> Task set:
• A. Answer these questions about the sermon excerpt on Jesus calling his first disciples:
(i) In how many verses does the Gospel writer describe the call, according to the sermon excerpt?
(ii) In what town was Simon Peter's family home?
(iii) Which English theologian does the sermon excerpt quote?
• B. Write the next part of the sermon excerpt on Jesus calling his first disciples, picking up after its final sentence.

> Excerpt:
* begin *
That’s all we get in today’s Gospel to describe how Jesus called his first disciples and how they responded. That’s it. In just seven verses our Gospel writer says four fishermen drop everything and follow Jesus on the basis of his two-word command: Follow me.

The Gospel doesn’t mention that the fishermen had ever heard of Jesus—this was their first encounter. God broke into their ordinary world in an extraordinary way through Jesus’ call and that call demanded a response. These men were established fishermen, they had a trade, however they were nobodies to the aristocracy of the time but They weren’t on the margins. Simon Peter was married and his family home in Capernaum. James and John were part of their family’s successful fishing business that actually had hired workers. These were grown men who were established members of their society. This decision to follow Jesus placed a burden on all their families in one way or another. And yet, they did it.

So often, we want to be like Jonah from our First Reading today. We hear God’s call, and we turn the other way and run, as far as we can go. We don’t want to disrupt things, especially things that we’ve worked so hard for. We hear other voices saying that we can’t make a difference, so we just end up with Jonah, out of touch with God and out of touch with our meaning and purpose that God is trying to gift us with. To “repent and believe in the good news,” as Jesus asks us in our Gospel means that we must turn to God and turn away from all the voices calling us to walk some other path.

This is a paradox! We are often afraid of God—afraid to follow the very one who is our rock and our salvation. It doesn’t feel safe to follow God, even though it is only with God that we know the deepest peace, the greatest protection when we are weary, the call that echoes in our bones. But even with all those things,   we don’t know how the Holy Spirit will move. We can’t control God and that scares us. Being Christians makes us risk-takers. As the English theologian Charles Raven once said, “Religion involves adventure and discovery and a joy in living dangerously.”
* end *
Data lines
* begin *
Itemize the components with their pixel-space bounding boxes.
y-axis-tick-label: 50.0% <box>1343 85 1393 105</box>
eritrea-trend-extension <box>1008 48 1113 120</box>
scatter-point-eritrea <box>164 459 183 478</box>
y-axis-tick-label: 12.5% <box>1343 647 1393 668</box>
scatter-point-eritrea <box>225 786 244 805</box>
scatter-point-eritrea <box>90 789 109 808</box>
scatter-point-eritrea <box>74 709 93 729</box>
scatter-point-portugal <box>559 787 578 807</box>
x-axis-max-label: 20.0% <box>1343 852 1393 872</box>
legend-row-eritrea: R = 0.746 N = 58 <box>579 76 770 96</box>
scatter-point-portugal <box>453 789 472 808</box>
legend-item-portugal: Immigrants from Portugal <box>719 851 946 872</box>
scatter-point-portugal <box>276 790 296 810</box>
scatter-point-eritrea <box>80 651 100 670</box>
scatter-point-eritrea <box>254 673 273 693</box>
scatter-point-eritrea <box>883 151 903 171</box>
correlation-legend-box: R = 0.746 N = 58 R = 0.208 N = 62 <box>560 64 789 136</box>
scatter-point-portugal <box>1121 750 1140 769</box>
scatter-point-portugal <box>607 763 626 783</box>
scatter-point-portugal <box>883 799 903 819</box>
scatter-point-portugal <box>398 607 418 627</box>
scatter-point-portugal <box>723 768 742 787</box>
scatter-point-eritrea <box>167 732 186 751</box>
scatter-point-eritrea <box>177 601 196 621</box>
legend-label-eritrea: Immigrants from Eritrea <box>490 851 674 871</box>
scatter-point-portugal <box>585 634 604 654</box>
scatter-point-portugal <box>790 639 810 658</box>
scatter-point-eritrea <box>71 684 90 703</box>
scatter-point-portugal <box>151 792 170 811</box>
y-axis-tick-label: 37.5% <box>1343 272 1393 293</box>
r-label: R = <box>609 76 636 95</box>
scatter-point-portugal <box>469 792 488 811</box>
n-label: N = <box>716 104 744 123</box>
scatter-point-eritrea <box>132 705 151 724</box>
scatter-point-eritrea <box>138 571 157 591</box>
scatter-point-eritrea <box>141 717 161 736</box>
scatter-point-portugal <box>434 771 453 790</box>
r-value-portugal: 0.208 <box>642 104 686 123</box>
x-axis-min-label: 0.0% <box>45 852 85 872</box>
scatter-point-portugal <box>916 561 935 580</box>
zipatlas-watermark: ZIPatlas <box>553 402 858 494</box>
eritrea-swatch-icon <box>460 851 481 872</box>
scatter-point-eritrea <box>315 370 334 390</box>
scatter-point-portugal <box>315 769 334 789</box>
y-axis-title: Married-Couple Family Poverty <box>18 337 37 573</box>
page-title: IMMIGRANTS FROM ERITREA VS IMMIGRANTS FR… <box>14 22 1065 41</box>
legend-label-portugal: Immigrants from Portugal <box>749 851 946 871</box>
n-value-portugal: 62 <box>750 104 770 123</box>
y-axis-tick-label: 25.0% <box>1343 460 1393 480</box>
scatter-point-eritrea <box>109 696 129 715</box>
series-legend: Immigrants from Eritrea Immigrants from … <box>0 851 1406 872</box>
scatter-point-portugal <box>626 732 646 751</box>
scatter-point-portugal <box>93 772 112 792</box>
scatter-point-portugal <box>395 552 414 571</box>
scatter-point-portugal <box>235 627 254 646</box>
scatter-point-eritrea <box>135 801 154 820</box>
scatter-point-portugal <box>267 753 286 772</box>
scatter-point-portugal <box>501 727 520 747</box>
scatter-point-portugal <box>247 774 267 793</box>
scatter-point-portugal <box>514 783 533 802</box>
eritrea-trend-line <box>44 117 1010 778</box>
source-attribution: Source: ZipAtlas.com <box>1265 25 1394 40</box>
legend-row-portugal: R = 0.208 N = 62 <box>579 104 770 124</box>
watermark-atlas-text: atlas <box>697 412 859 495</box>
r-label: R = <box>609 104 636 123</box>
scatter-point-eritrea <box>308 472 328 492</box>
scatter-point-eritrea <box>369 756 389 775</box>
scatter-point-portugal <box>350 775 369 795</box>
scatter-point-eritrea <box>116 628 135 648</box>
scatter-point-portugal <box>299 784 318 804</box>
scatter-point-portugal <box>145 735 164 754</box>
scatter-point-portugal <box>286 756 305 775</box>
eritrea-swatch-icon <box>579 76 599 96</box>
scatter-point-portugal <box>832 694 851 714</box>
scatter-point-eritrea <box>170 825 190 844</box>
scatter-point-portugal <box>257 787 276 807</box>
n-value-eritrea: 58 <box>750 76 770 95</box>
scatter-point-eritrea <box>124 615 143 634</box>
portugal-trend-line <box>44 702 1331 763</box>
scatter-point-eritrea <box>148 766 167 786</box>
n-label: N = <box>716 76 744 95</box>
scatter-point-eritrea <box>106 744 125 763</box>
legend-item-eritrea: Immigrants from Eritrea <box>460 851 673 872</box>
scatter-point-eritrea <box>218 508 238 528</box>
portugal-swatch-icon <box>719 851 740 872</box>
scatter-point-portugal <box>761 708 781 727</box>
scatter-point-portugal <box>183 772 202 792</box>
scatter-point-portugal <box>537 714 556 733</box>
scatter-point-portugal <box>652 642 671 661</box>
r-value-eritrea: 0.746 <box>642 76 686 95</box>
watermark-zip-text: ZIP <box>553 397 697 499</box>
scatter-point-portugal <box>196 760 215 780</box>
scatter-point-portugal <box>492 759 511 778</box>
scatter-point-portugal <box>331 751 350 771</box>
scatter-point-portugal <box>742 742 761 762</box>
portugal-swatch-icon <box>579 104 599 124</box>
* end *
> The replies:
• A.
(i) Seven verses.
(ii) Capernaum.
(iii) Charles Raven.

• B.
When we hear in the Scriptures the words, “The Word of the Lord came to so-and-so…” we know that the person who is experiencing the Word of the Lord is in for a life-changing experience. The word translated as “came” actually means “happened” in Hebrew. Think about how that changes our story of Jonah: “The Word of God happened to Jonah a second time.” Words are important. Jonah knows what to expect when the Word of God happens to a person, and they refuse to respond. Jonah ran the other way the first time and ended up in the belly of a huge fish. So, this second time, Jonah responds to God with faithfulness and sets out to warn the people of Nineveh of their impending destruction. Jonah has learned discipleship the hard way.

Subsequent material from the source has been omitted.